--- The exercise ---
Restate the records below word for word, and omit the images they hold.

# start of Task inputs

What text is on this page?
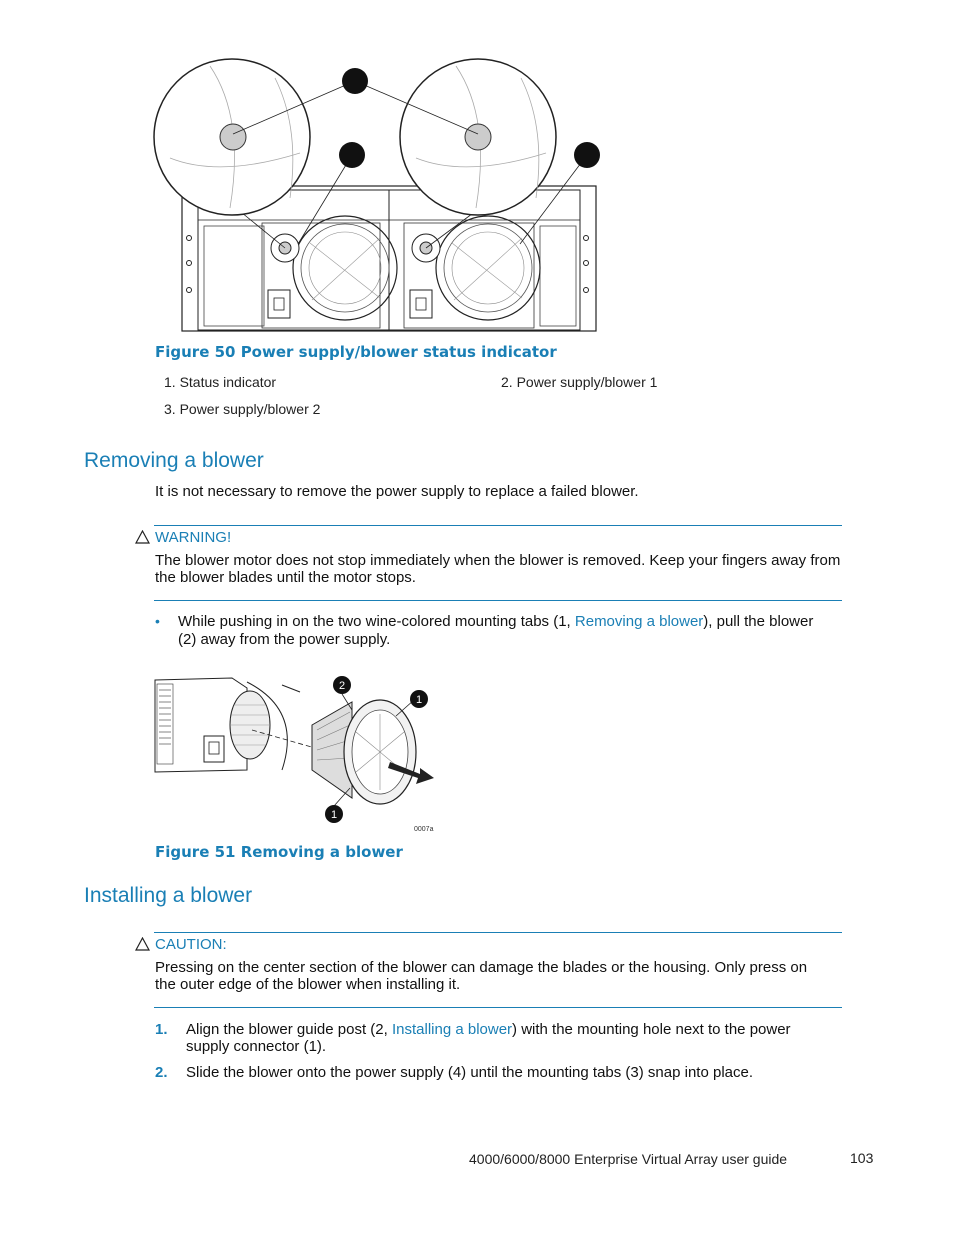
Figure 50 Power supply/blower status indicator
1. Status indicator	2. Power supply/blower 1
3. Power supply/blower 2
Removing a blower
It is not necessary to remove the power supply to replace a failed blower.
WARNING!
The blower motor does not stop immediately when the blower is removed. Keep your fingers away from
the blower blades until the motor stops.
• While pushing in on the two wine-colored mounting tabs (1, Removing a blower), pull the blower
(2) away from the power supply.
2
1
1
0007a
Figure 51 Removing a blower
Installing a blower
CAUTION:
Pressing on the center section of the blower can damage the blades or the housing. Only press on
the outer edge of the blower when installing it.
1. Align the blower guide post (2, Installing a blower) with the mounting hole next to the power
supply connector (1).
2. Slide the blower onto the power supply (4) until the mounting tabs (3) snap into place.
4000/6000/8000 Enterprise Virtual Array user guide	103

# end of Task inputs

--- Solution for this task ---
What text is on this page?
Figure 50 Power supply/blower status indicator
1. Status indicator	2. Power supply/blower 1
3. Power supply/blower 2
Removing a blower
It is not necessary to remove the power supply to replace a failed blower.
WARNING!
The blower motor does not stop immediately when the blower is removed. Keep your fingers away from
the blower blades until the motor stops.
• While pushing in on the two wine-colored mounting tabs (1, Removing a blower), pull the blower
(2) away from the power supply.
2
1
1
0007a
Figure 51 Removing a blower
Installing a blower
CAUTION:
Pressing on the center section of the blower can damage the blades or the housing. Only press on
the outer edge of the blower when installing it.
1. Align the blower guide post (2, Installing a blower) with the mounting hole next to the power
supply connector (1).
2. Slide the blower onto the power supply (4) until the mounting tabs (3) snap into place.
4000/6000/8000 Enterprise Virtual Array user guide	103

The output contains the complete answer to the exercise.